### [EXTRACTED INFORMATION]

========================================================================

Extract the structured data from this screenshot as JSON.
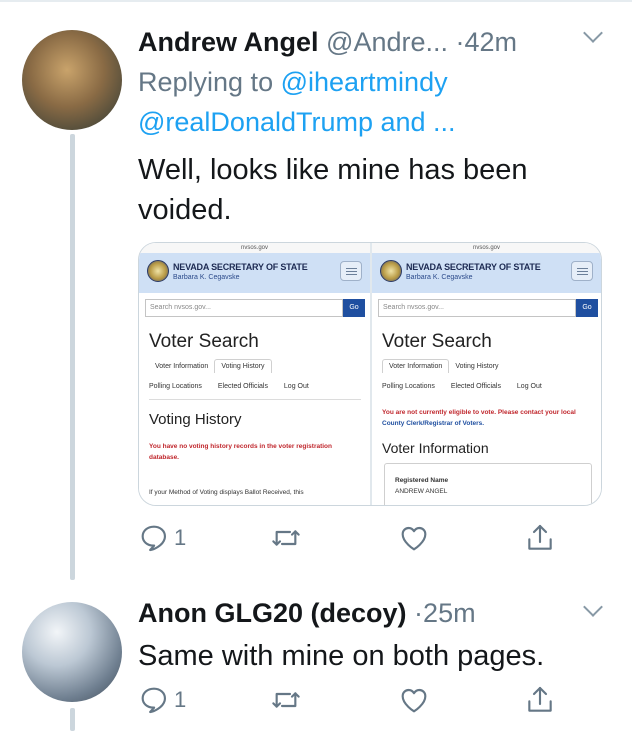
{
  "tweets": [
    {
      "display_name": "Andrew Angel",
      "handle": "@Andre...",
      "separator": "·",
      "time": "42m",
      "replying_prefix": "Replying to",
      "replying_mentions": "@iheartmindy @realDonaldTrump and ...",
      "text": "Well, looks like mine has been voided.",
      "reply_count": "1",
      "media": {
        "url_label": "nvsos.gov",
        "site_title": "NEVADA SECRETARY OF STATE",
        "site_subtitle": "Barbara K. Cegavske",
        "search_placeholder": "Search nvsos.gov...",
        "go_label": "Go",
        "heading": "Voter Search",
        "tab_voter_information": "Voter Information",
        "tab_voting_history": "Voting History",
        "link_polling_locations": "Polling Locations",
        "link_elected_officials": "Elected Officials",
        "link_log_out": "Log Out",
        "left": {
          "section_title": "Voting History",
          "warning": "You have no voting history records in the voter registration database.",
          "fine_print": "If your Method of Voting displays Ballot Received, this"
        },
        "right": {
          "warning_part1": "You are not currently eligible to vote. Please contact your local",
          "warning_part2": "County Clerk/Registrar of Voters.",
          "section_title": "Voter Information",
          "registered_label": "Registered Name",
          "registered_name": "ANDREW ANGEL"
        }
      }
    },
    {
      "display_name": "Anon GLG20 (decoy)",
      "separator": "·",
      "time": "25m",
      "text": "Same with mine on both pages.",
      "reply_count": "1"
    }
  ],
  "colors": {
    "link": "#1da1f2",
    "secondary_text": "#657786",
    "thread_line": "#ccd6dd",
    "warning_red": "#c0272d"
  },
  "icons": [
    "reply-icon",
    "retweet-icon",
    "like-icon",
    "share-icon",
    "chevron-down-icon",
    "state-seal-icon",
    "hamburger-menu-icon"
  ]
}
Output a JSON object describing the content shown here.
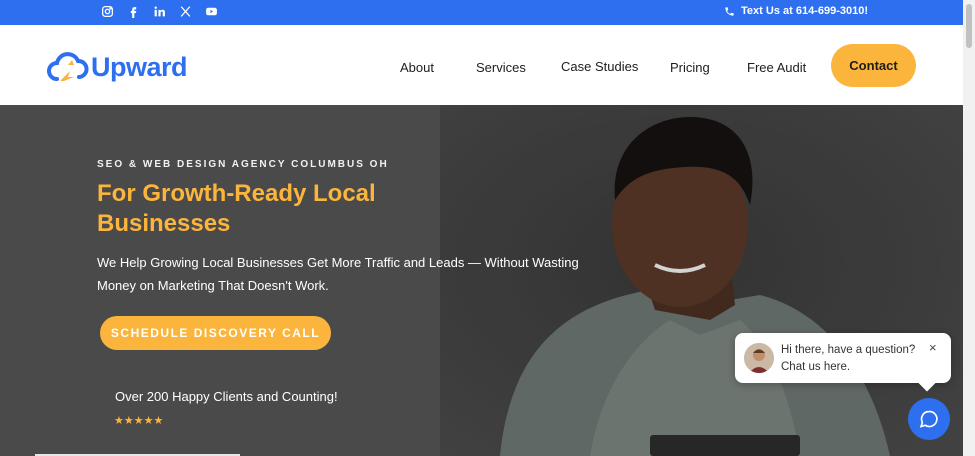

========================================================================

### [TASK STATEMENT]
Return the material exactly as given, apart from the pictures.

### [ANSWER TO THIS PROBLEM]
Extract the structured data from this screenshot as JSON.
{
  "tweets": [
    {
      "display_name": "Andrew Angel",
      "handle": "@Andre...",
      "separator": "·",
      "time": "42m",
      "replying_prefix": "Replying to",
      "replying_mentions": "@iheartmindy @realDonaldTrump and ...",
      "text": "Well, looks like mine has been voided.",
      "reply_count": "1",
      "media": {
        "url_label": "nvsos.gov",
        "site_title": "NEVADA SECRETARY OF STATE",
        "site_subtitle": "Barbara K. Cegavske",
        "search_placeholder": "Search nvsos.gov...",
        "go_label": "Go",
        "heading": "Voter Search",
        "tab_voter_information": "Voter Information",
        "tab_voting_history": "Voting History",
        "link_polling_locations": "Polling Locations",
        "link_elected_officials": "Elected Officials",
        "link_log_out": "Log Out",
        "left": {
          "section_title": "Voting History",
          "warning": "You have no voting history records in the voter registration database.",
          "fine_print": "If your Method of Voting displays Ballot Received, this"
        },
        "right": {
          "warning_part1": "You are not currently eligible to vote. Please contact your local",
          "warning_part2": "County Clerk/Registrar of Voters.",
          "section_title": "Voter Information",
          "registered_label": "Registered Name",
          "registered_name": "ANDREW ANGEL"
        }
      }
    },
    {
      "display_name": "Anon GLG20 (decoy)",
      "separator": "·",
      "time": "25m",
      "text": "Same with mine on both pages.",
      "reply_count": "1"
    }
  ],
  "colors": {
    "link": "#1da1f2",
    "secondary_text": "#657786",
    "thread_line": "#ccd6dd",
    "warning_red": "#c0272d"
  },
  "icons": [
    "reply-icon",
    "retweet-icon",
    "like-icon",
    "share-icon",
    "chevron-down-icon",
    "state-seal-icon",
    "hamburger-menu-icon"
  ]
}
Output a JSON object describing the content shown here.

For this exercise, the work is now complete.